Data for the task:

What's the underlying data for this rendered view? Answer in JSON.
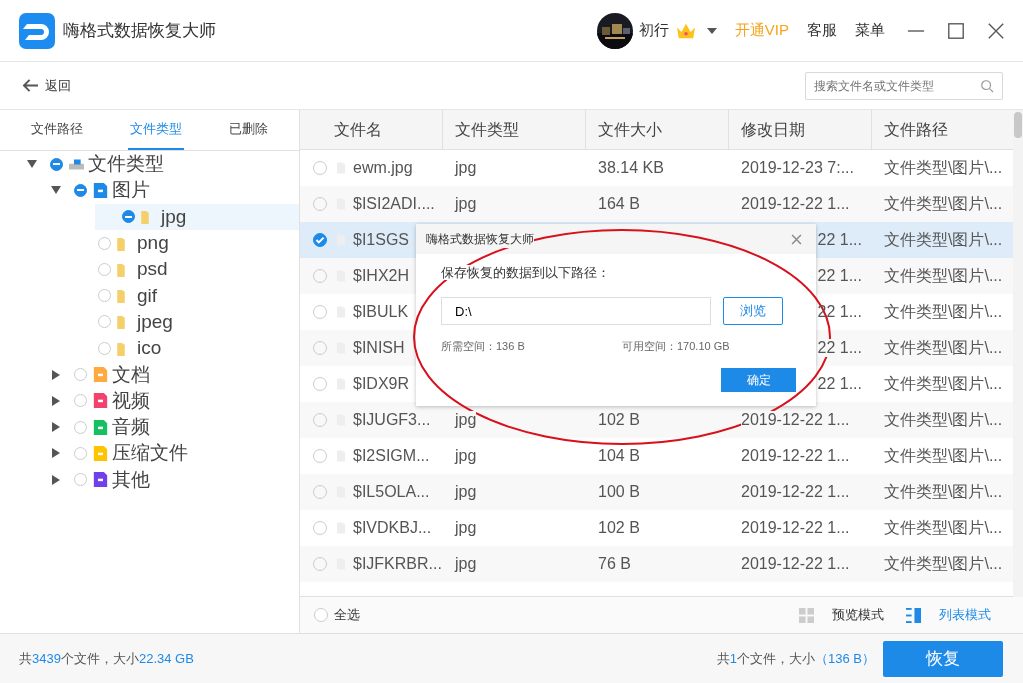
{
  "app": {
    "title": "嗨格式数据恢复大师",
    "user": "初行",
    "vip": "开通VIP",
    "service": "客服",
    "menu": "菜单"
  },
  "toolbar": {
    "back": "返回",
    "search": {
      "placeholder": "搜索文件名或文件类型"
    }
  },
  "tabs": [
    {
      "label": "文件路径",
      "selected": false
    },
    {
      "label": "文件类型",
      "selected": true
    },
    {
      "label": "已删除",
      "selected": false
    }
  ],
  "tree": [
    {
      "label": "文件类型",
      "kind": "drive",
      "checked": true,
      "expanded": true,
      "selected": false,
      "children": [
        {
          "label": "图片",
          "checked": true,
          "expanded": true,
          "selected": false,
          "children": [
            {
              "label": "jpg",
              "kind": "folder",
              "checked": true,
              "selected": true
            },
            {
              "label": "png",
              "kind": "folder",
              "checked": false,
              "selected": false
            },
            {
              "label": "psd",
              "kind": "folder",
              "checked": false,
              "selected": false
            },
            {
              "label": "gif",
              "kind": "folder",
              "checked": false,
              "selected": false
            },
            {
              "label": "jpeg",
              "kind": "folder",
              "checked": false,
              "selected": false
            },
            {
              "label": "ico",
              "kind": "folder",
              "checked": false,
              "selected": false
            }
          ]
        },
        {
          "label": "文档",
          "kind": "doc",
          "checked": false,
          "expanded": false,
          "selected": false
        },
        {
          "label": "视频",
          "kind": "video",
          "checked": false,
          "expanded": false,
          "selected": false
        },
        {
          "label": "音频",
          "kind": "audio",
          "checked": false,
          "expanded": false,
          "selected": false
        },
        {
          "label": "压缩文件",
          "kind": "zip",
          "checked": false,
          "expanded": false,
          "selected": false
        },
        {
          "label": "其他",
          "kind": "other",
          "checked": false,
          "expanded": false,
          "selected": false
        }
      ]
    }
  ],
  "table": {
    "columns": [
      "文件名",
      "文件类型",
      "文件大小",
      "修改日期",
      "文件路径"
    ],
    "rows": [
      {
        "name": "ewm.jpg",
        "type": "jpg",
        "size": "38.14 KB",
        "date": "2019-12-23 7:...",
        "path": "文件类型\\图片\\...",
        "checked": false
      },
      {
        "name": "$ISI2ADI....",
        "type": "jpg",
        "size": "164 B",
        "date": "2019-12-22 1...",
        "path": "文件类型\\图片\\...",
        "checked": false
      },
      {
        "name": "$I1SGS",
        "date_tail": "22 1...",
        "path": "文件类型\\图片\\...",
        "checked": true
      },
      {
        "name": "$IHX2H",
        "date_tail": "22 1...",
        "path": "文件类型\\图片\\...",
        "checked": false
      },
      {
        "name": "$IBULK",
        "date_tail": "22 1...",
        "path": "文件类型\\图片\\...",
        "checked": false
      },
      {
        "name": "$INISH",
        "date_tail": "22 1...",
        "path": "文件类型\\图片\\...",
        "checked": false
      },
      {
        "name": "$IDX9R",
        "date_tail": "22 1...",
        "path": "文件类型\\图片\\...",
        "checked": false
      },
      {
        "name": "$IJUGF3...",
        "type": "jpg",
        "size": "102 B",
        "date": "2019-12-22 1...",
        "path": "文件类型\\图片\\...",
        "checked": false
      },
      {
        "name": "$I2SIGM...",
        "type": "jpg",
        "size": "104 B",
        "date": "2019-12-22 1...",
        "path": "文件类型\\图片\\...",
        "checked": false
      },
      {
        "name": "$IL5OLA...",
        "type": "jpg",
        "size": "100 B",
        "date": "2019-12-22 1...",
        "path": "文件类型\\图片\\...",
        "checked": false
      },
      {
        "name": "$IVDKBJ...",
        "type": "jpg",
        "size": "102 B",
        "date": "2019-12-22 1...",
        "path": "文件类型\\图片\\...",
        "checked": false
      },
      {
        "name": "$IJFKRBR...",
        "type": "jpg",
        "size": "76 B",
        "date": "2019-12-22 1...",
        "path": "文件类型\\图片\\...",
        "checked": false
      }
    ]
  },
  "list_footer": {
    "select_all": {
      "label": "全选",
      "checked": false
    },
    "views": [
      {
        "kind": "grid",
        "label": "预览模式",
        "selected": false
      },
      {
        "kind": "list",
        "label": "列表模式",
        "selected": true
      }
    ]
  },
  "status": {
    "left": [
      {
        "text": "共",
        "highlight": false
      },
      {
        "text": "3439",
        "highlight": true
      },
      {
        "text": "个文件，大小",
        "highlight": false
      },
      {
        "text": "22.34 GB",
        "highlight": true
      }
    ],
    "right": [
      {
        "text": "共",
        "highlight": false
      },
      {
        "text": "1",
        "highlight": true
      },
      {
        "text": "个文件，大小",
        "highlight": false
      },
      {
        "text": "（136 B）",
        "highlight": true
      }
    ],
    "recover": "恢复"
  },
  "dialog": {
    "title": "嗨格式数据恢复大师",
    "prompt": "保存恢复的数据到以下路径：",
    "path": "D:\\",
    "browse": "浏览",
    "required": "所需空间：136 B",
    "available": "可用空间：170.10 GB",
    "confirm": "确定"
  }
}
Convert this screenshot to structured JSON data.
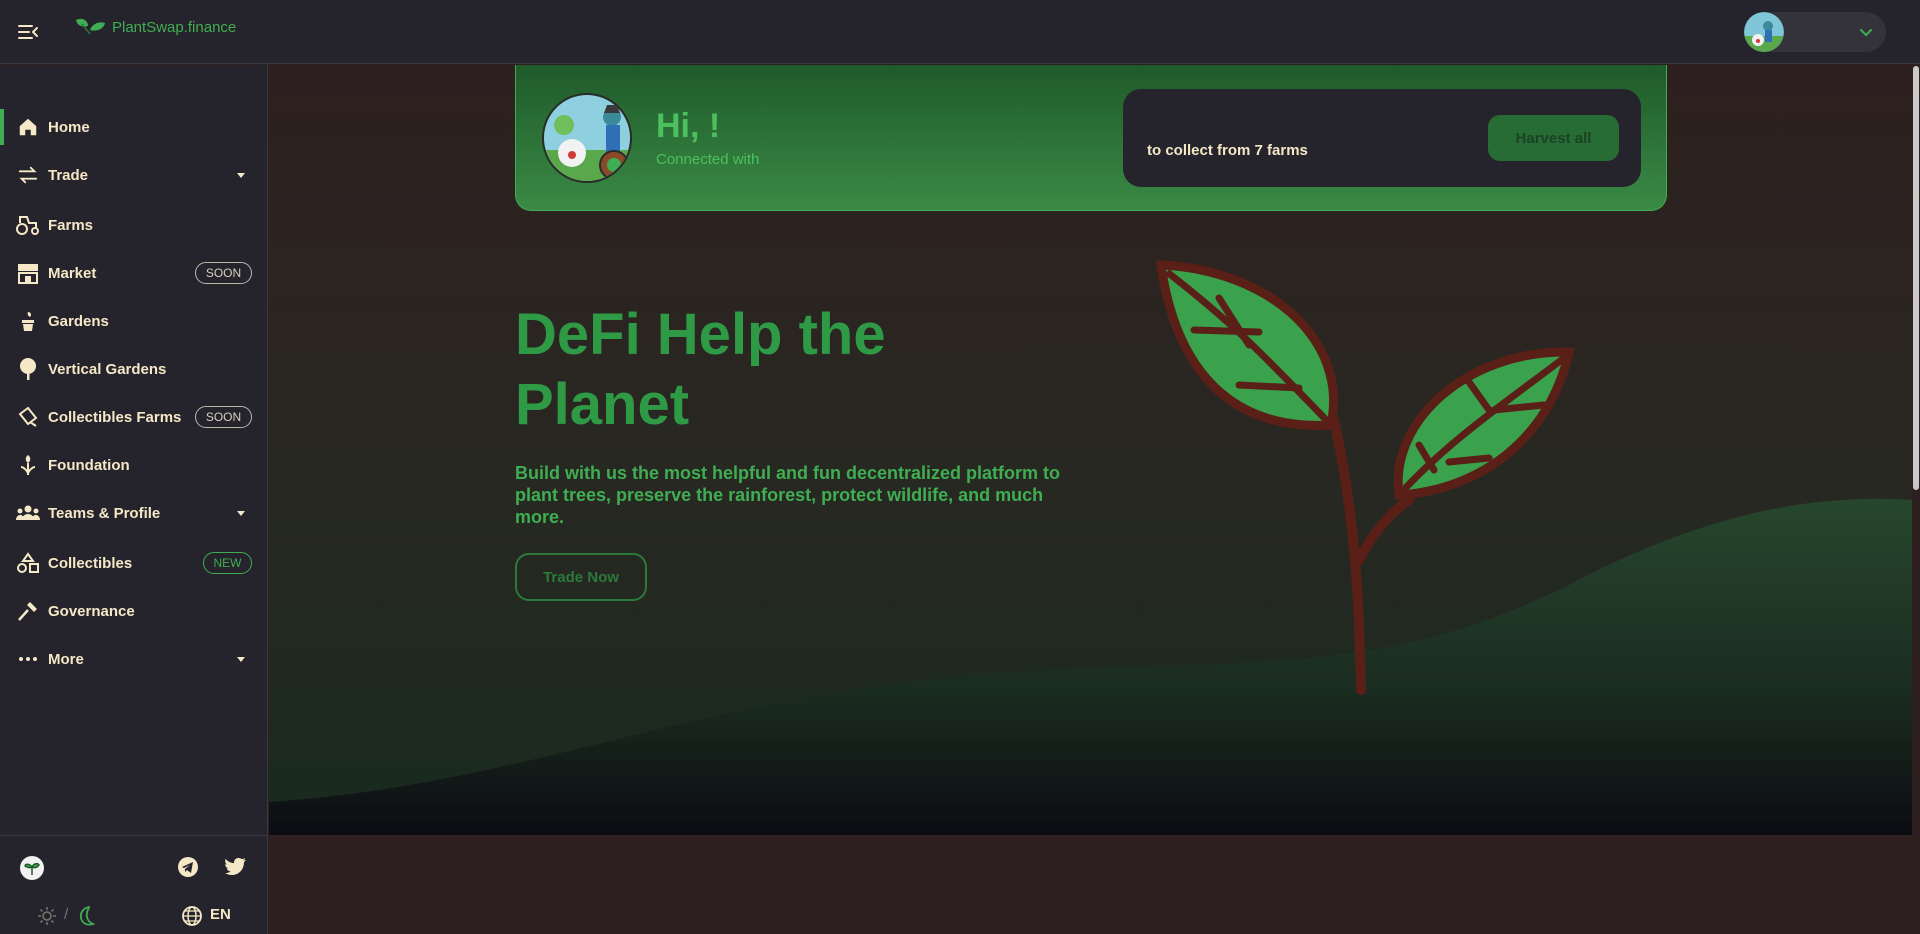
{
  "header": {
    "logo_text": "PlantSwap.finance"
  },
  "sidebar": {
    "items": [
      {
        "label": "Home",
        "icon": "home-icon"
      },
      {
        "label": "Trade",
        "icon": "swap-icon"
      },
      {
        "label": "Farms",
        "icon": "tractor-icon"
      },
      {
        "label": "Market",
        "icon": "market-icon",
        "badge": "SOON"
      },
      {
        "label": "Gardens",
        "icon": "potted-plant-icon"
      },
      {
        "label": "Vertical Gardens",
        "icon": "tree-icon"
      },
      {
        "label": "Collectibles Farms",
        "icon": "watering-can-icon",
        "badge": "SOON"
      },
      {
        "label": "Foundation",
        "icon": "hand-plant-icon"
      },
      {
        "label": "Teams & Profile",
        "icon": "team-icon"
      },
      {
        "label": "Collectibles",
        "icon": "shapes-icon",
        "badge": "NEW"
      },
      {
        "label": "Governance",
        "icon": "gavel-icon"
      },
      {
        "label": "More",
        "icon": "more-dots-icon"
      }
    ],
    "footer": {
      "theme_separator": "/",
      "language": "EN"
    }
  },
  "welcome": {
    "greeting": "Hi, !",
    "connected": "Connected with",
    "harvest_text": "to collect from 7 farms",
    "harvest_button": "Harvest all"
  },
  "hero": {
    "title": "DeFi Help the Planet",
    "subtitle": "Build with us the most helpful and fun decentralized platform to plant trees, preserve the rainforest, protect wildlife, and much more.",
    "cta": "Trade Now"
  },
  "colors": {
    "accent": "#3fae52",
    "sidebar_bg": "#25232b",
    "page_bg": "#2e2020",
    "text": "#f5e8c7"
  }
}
--
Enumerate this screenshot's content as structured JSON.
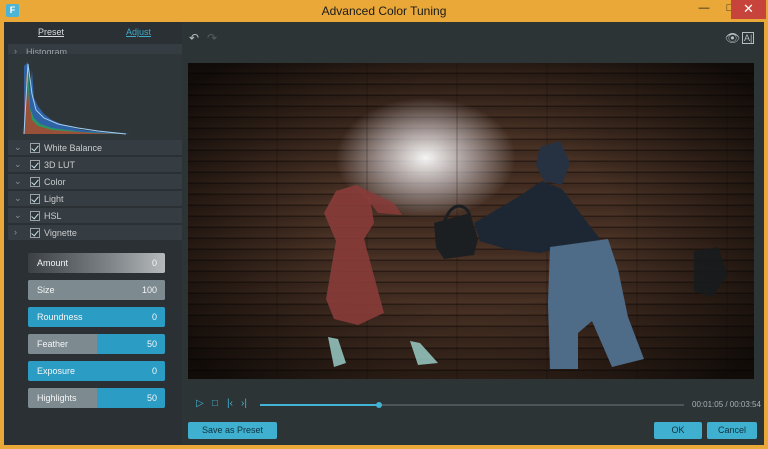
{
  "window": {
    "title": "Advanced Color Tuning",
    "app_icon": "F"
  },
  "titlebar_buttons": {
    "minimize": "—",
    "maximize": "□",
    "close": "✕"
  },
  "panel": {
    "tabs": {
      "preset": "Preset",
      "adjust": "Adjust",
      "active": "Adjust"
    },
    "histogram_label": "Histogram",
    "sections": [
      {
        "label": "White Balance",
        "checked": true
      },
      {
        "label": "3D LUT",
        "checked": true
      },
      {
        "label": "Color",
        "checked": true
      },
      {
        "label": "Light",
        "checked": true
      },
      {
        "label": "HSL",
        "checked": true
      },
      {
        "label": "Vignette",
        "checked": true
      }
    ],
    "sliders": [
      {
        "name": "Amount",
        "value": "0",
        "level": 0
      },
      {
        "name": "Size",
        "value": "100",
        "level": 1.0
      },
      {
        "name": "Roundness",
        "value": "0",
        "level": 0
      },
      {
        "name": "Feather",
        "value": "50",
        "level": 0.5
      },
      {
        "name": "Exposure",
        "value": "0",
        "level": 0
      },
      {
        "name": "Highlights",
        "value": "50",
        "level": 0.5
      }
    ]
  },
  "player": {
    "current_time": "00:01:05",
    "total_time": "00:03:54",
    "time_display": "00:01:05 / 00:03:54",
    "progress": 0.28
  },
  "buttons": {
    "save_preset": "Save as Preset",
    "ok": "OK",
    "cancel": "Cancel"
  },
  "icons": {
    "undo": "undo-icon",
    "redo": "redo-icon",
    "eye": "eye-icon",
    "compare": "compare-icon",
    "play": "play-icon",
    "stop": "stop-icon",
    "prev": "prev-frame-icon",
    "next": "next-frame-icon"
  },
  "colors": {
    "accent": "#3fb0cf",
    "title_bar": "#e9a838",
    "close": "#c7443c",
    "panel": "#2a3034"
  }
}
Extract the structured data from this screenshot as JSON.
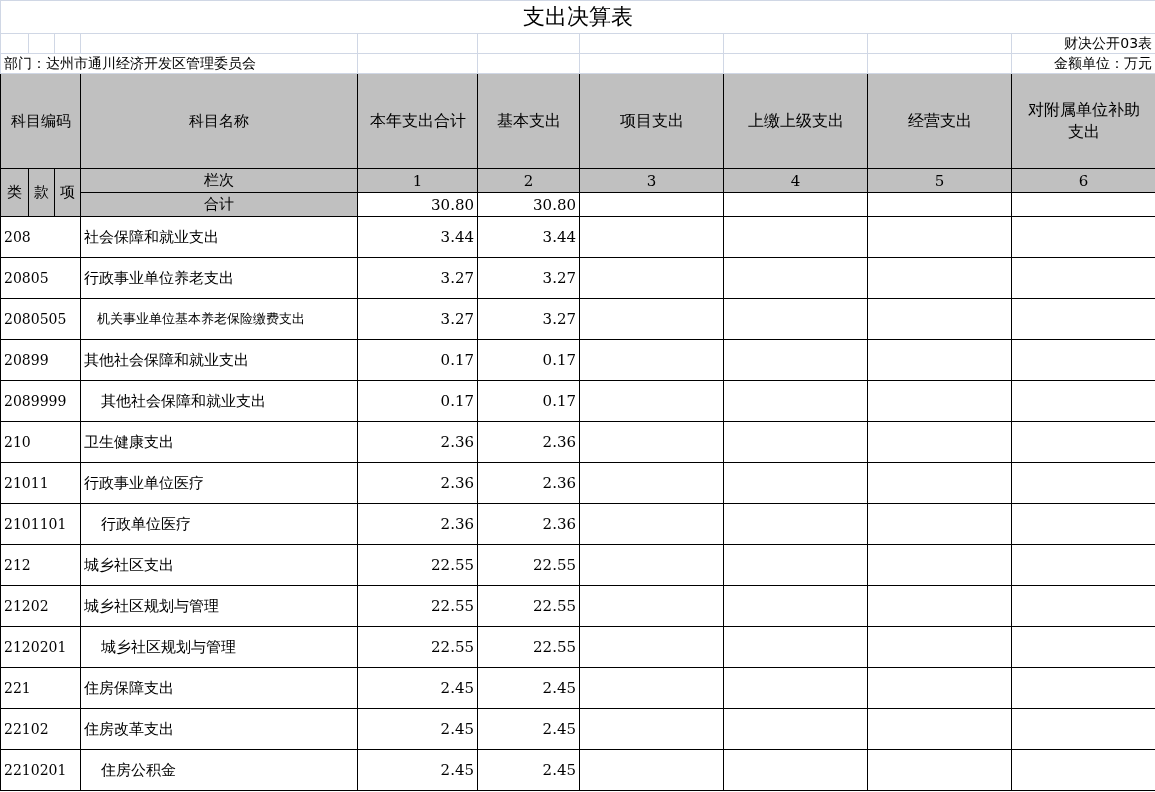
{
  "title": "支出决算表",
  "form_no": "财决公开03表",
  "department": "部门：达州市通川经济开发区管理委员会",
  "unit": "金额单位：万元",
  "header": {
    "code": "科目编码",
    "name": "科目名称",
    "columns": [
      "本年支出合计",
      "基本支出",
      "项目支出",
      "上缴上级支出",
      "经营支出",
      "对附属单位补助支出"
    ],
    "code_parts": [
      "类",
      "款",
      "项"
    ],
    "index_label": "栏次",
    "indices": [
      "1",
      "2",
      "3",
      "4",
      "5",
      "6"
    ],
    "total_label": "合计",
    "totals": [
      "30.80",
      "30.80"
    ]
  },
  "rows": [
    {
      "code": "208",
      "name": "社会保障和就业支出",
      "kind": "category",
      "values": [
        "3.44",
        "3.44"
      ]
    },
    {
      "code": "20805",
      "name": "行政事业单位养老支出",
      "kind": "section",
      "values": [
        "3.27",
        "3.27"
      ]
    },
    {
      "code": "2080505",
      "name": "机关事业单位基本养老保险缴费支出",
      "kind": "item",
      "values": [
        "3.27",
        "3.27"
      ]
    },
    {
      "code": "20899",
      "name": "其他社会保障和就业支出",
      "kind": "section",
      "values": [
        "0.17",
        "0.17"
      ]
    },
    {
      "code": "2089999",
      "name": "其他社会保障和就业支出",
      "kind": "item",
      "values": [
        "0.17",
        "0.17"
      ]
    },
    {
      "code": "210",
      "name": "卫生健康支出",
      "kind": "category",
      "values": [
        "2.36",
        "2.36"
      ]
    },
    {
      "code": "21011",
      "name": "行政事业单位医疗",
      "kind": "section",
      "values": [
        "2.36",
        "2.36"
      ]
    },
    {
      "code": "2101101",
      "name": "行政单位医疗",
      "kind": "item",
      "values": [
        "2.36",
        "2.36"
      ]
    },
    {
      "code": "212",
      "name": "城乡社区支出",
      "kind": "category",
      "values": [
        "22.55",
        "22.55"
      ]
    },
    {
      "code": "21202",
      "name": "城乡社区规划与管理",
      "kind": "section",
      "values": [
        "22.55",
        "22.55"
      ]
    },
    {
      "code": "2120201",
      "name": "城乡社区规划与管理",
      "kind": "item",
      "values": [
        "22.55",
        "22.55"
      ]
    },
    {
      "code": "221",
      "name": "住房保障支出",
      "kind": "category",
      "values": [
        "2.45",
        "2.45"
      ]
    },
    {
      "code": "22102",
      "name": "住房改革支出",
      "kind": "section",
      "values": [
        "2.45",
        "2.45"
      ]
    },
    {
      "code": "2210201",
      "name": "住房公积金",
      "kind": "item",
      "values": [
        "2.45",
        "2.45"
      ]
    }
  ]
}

Stated problem: Show each line in the entries that holds the string "from".

Task response:
    "harvest_text": "to collect from 7 farms",
Extract the structured data from this screenshot as JSON.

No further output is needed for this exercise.